■ EXERCISE AIM
Look through the data below and return each line where "nach" appears.

■ PROVIDED RECORDS
/---

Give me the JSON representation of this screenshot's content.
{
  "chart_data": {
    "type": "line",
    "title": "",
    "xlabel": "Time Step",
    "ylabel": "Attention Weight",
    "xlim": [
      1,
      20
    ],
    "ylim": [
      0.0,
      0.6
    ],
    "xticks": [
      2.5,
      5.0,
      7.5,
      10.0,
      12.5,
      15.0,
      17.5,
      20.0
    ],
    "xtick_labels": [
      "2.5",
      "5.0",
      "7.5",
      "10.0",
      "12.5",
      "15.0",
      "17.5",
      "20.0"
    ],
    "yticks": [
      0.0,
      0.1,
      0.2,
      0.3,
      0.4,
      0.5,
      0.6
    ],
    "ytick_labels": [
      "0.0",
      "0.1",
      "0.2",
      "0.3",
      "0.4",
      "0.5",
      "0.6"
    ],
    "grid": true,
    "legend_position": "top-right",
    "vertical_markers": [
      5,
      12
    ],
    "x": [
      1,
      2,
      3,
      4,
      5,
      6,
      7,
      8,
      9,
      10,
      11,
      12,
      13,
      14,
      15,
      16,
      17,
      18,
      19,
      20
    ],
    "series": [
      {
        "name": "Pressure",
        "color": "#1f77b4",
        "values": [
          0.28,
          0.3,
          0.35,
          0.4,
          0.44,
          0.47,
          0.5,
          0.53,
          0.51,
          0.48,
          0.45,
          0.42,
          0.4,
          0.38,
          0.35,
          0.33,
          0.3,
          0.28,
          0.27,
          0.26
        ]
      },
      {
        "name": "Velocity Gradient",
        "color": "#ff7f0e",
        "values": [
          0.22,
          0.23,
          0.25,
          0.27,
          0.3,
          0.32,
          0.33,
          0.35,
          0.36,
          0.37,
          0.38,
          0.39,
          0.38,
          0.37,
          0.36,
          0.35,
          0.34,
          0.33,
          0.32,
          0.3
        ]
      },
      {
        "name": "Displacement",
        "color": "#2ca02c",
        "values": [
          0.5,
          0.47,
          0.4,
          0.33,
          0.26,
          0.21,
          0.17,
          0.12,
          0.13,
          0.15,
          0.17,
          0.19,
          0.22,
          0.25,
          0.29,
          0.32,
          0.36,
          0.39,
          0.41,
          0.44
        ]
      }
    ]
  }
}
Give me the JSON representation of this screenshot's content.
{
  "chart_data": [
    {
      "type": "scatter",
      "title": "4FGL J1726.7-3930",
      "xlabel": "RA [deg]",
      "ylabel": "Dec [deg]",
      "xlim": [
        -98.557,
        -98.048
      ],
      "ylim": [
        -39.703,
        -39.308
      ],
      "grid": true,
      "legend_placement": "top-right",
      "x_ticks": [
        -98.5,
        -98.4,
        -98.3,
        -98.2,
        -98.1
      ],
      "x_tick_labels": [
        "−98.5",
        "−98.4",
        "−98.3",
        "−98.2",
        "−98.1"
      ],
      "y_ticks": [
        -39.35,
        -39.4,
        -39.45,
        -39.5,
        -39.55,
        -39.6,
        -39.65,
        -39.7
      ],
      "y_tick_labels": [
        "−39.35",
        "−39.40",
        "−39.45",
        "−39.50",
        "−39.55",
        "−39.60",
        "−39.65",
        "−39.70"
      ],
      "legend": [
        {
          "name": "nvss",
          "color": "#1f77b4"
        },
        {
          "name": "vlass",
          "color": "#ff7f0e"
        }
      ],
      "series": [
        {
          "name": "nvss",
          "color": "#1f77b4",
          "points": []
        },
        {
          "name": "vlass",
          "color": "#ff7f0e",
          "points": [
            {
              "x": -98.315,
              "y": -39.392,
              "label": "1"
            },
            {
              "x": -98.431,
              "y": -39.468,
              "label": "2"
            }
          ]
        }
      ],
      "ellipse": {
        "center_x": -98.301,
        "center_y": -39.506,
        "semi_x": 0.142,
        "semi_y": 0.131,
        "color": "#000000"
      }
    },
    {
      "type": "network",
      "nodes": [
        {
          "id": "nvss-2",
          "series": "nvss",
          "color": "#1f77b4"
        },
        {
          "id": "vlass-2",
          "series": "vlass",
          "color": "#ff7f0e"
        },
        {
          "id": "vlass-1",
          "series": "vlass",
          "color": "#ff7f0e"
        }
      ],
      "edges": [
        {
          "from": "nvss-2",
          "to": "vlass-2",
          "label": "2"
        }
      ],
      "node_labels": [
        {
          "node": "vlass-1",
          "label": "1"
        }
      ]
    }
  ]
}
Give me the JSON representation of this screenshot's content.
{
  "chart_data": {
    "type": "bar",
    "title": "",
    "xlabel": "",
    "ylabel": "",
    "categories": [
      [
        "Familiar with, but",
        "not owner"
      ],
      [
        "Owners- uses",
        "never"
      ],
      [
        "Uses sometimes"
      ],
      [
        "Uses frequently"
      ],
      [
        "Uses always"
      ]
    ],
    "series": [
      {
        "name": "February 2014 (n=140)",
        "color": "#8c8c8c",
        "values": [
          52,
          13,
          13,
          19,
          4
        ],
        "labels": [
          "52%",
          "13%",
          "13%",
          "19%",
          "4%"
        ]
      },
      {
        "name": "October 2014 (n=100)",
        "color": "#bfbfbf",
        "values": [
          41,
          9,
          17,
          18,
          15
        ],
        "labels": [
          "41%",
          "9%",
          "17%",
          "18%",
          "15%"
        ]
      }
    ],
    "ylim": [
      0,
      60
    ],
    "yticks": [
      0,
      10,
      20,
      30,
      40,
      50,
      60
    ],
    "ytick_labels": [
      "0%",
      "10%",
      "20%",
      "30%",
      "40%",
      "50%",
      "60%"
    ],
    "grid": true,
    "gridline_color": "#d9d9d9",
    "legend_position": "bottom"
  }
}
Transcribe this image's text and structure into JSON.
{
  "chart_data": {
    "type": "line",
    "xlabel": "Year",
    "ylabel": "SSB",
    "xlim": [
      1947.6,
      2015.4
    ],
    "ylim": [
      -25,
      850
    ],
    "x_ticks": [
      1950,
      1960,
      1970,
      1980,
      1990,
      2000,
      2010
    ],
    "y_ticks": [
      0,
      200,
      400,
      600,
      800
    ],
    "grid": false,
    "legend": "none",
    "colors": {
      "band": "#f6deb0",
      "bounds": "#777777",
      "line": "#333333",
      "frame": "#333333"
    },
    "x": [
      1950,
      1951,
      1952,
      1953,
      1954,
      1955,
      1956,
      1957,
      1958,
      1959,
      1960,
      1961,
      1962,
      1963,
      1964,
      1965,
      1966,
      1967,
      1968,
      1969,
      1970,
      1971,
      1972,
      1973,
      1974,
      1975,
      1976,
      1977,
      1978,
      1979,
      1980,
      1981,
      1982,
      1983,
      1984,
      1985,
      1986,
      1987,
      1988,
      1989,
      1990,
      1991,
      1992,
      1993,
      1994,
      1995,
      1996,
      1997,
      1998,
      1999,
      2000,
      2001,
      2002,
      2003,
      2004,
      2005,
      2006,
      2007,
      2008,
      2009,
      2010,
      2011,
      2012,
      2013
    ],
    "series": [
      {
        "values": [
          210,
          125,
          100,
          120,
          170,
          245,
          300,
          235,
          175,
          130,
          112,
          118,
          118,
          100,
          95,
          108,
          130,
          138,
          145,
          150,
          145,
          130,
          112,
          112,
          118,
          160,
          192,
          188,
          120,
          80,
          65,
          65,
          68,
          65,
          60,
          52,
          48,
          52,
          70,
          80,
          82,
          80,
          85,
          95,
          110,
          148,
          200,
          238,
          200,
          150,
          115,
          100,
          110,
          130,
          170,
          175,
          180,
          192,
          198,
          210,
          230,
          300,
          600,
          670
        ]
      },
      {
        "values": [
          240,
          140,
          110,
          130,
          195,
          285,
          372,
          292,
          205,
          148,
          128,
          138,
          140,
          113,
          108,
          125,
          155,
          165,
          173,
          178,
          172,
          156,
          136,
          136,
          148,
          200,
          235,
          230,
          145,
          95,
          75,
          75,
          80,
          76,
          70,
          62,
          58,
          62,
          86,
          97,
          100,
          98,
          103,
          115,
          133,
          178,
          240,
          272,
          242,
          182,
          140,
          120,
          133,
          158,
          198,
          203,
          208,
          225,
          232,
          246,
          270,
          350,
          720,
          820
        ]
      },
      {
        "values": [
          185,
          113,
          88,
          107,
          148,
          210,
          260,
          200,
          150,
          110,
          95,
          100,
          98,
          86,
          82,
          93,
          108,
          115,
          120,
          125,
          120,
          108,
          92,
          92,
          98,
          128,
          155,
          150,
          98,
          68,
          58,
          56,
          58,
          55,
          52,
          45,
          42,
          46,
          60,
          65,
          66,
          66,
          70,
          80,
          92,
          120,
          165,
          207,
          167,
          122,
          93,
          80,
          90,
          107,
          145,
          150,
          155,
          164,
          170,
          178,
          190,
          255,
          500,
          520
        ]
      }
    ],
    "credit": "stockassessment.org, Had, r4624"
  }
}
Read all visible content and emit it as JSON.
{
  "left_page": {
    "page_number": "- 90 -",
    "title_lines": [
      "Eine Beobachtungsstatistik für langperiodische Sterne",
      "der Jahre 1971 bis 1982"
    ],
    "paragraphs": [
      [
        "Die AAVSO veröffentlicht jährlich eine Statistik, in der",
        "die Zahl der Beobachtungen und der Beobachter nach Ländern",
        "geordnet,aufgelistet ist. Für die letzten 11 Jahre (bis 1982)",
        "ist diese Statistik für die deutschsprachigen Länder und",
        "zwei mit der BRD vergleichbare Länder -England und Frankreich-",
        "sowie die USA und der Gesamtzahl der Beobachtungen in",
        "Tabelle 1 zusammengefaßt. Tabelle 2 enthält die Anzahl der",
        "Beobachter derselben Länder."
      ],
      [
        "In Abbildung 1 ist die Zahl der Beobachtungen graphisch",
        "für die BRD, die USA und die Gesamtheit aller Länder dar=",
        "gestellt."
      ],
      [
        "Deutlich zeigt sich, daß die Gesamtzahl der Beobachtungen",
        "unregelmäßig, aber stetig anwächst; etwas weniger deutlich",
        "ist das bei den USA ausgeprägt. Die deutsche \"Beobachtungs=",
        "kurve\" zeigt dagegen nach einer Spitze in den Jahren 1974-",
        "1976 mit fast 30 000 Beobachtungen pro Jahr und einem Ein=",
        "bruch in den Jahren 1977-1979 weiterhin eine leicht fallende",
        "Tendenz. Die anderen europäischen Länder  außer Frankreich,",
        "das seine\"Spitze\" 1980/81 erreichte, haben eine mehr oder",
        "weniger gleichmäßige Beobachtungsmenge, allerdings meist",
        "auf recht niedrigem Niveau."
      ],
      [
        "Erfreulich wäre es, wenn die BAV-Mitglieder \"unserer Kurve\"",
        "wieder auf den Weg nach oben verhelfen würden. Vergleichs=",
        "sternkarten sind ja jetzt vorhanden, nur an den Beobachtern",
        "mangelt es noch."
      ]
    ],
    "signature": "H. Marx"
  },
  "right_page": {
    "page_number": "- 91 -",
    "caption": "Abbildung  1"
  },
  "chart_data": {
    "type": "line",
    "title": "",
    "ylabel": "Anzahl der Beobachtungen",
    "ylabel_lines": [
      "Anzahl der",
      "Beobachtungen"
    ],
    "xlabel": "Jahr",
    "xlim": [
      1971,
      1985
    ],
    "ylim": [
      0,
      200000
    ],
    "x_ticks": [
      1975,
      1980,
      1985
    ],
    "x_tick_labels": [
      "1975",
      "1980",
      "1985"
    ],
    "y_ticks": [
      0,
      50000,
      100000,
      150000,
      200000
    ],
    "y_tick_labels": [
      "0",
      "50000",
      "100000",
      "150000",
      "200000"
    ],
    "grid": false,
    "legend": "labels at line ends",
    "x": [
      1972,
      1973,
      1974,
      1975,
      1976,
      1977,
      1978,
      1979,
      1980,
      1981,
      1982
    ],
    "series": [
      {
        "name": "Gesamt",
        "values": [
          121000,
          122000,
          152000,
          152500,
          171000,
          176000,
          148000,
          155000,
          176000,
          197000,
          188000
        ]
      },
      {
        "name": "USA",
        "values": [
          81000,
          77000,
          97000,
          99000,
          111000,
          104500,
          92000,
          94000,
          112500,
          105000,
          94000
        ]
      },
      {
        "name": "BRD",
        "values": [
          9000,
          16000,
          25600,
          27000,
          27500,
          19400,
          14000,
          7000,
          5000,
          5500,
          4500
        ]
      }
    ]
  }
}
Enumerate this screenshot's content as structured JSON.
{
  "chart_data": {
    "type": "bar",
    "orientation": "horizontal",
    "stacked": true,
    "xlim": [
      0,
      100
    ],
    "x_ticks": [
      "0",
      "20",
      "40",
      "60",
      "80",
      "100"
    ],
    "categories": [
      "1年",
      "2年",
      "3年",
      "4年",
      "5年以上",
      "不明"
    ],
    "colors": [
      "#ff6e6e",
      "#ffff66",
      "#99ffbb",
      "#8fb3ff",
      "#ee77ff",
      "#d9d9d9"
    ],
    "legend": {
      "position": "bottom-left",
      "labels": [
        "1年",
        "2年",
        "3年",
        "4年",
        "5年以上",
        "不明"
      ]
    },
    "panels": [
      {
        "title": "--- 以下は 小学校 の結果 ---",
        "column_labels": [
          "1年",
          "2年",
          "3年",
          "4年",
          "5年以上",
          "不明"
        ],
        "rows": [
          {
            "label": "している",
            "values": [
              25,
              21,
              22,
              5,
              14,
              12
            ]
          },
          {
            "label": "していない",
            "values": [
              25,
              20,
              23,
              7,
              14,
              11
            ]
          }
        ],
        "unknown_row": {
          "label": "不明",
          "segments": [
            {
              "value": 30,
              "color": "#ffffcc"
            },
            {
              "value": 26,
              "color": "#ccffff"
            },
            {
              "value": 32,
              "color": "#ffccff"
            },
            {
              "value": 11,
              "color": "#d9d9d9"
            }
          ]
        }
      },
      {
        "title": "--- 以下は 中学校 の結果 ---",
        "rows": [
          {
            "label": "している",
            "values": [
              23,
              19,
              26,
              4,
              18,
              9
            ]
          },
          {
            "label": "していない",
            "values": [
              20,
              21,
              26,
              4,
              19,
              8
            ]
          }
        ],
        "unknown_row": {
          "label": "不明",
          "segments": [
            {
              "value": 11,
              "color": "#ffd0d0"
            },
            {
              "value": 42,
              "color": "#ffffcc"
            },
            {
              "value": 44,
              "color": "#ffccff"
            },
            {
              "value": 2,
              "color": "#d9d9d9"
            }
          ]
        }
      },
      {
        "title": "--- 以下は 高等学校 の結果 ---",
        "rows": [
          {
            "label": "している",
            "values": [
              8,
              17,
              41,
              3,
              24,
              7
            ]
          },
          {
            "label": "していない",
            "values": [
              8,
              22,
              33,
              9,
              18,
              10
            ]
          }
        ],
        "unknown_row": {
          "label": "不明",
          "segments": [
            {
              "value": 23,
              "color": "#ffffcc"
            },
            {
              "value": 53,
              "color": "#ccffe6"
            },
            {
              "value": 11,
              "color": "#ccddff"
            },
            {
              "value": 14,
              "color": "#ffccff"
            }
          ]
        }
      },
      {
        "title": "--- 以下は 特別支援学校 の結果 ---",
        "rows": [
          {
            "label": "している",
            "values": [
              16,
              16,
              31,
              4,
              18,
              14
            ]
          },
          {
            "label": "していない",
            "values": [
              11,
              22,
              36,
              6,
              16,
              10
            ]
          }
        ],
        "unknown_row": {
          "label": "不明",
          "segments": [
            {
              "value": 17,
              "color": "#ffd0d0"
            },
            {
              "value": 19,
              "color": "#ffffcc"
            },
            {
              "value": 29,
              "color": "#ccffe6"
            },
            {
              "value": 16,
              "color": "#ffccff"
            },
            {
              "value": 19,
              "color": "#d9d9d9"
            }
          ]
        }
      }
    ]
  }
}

\---

■ WORKED ANSWER
        "die Zahl der Beobachtungen und der Beobachter nach Ländern",
        "kurve\" zeigt dagegen nach einer Spitze in den Jahren 1974-",
        "wieder auf den Weg nach oben verhelfen würden. Vergleichs=",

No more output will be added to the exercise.